Source data:
┌────────

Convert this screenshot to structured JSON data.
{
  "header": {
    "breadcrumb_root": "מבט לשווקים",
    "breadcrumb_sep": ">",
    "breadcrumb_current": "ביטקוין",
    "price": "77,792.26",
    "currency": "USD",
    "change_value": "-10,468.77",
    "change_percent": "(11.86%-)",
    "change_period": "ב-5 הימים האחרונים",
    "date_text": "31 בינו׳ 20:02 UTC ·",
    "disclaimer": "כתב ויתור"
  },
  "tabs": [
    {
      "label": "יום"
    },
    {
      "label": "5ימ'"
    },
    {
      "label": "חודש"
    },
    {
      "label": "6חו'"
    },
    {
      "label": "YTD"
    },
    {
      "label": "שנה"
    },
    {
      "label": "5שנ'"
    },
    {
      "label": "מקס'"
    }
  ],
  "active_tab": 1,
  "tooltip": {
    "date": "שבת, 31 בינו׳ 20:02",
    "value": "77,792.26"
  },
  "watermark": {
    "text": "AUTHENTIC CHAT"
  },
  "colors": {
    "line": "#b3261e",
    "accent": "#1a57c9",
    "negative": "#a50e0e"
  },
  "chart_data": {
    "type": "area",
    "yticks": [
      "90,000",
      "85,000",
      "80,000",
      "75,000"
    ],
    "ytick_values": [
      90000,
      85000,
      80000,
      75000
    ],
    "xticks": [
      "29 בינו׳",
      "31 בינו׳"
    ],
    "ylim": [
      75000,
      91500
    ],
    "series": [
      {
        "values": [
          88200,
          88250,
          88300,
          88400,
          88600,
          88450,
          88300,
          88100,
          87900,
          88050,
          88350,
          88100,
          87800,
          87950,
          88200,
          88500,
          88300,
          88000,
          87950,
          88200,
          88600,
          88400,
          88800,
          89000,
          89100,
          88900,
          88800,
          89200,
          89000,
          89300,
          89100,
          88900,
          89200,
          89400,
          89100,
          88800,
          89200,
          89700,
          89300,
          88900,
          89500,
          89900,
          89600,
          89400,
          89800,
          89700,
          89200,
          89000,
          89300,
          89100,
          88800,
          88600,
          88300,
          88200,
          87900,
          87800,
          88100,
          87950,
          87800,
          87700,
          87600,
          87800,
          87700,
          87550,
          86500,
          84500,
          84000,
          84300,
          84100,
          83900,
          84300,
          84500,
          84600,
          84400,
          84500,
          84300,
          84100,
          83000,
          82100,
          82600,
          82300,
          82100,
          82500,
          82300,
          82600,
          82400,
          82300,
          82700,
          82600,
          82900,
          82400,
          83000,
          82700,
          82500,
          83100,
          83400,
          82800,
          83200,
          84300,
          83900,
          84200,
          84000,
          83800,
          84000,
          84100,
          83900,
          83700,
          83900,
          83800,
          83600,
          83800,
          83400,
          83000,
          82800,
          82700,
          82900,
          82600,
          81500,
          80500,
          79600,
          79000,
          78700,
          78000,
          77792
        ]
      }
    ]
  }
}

└────────

To do: Copy every line exactly. Leave nothing out.

Final result:
Convert this screenshot to structured JSON data.
{
  "header": {
    "breadcrumb_root": "מבט לשווקים",
    "breadcrumb_sep": ">",
    "breadcrumb_current": "ביטקוין",
    "price": "77,792.26",
    "currency": "USD",
    "change_value": "-10,468.77",
    "change_percent": "(11.86%-)",
    "change_period": "ב-5 הימים האחרונים",
    "date_text": "31 בינו׳ 20:02 UTC ·",
    "disclaimer": "כתב ויתור"
  },
  "tabs": [
    {
      "label": "יום"
    },
    {
      "label": "5ימ'"
    },
    {
      "label": "חודש"
    },
    {
      "label": "6חו'"
    },
    {
      "label": "YTD"
    },
    {
      "label": "שנה"
    },
    {
      "label": "5שנ'"
    },
    {
      "label": "מקס'"
    }
  ],
  "active_tab": 1,
  "tooltip": {
    "date": "שבת, 31 בינו׳ 20:02",
    "value": "77,792.26"
  },
  "watermark": {
    "text": "AUTHENTIC CHAT"
  },
  "colors": {
    "line": "#b3261e",
    "accent": "#1a57c9",
    "negative": "#a50e0e"
  },
  "chart_data": {
    "type": "area",
    "yticks": [
      "90,000",
      "85,000",
      "80,000",
      "75,000"
    ],
    "ytick_values": [
      90000,
      85000,
      80000,
      75000
    ],
    "xticks": [
      "29 בינו׳",
      "31 בינו׳"
    ],
    "ylim": [
      75000,
      91500
    ],
    "series": [
      {
        "values": [
          88200,
          88250,
          88300,
          88400,
          88600,
          88450,
          88300,
          88100,
          87900,
          88050,
          88350,
          88100,
          87800,
          87950,
          88200,
          88500,
          88300,
          88000,
          87950,
          88200,
          88600,
          88400,
          88800,
          89000,
          89100,
          88900,
          88800,
          89200,
          89000,
          89300,
          89100,
          88900,
          89200,
          89400,
          89100,
          88800,
          89200,
          89700,
          89300,
          88900,
          89500,
          89900,
          89600,
          89400,
          89800,
          89700,
          89200,
          89000,
          89300,
          89100,
          88800,
          88600,
          88300,
          88200,
          87900,
          87800,
          88100,
          87950,
          87800,
          87700,
          87600,
          87800,
          87700,
          87550,
          86500,
          84500,
          84000,
          84300,
          84100,
          83900,
          84300,
          84500,
          84600,
          84400,
          84500,
          84300,
          84100,
          83000,
          82100,
          82600,
          82300,
          82100,
          82500,
          82300,
          82600,
          82400,
          82300,
          82700,
          82600,
          82900,
          82400,
          83000,
          82700,
          82500,
          83100,
          83400,
          82800,
          83200,
          84300,
          83900,
          84200,
          84000,
          83800,
          84000,
          84100,
          83900,
          83700,
          83900,
          83800,
          83600,
          83800,
          83400,
          83000,
          82800,
          82700,
          82900,
          82600,
          81500,
          80500,
          79600,
          79000,
          78700,
          78000,
          77792
        ]
      }
    ]
  }
}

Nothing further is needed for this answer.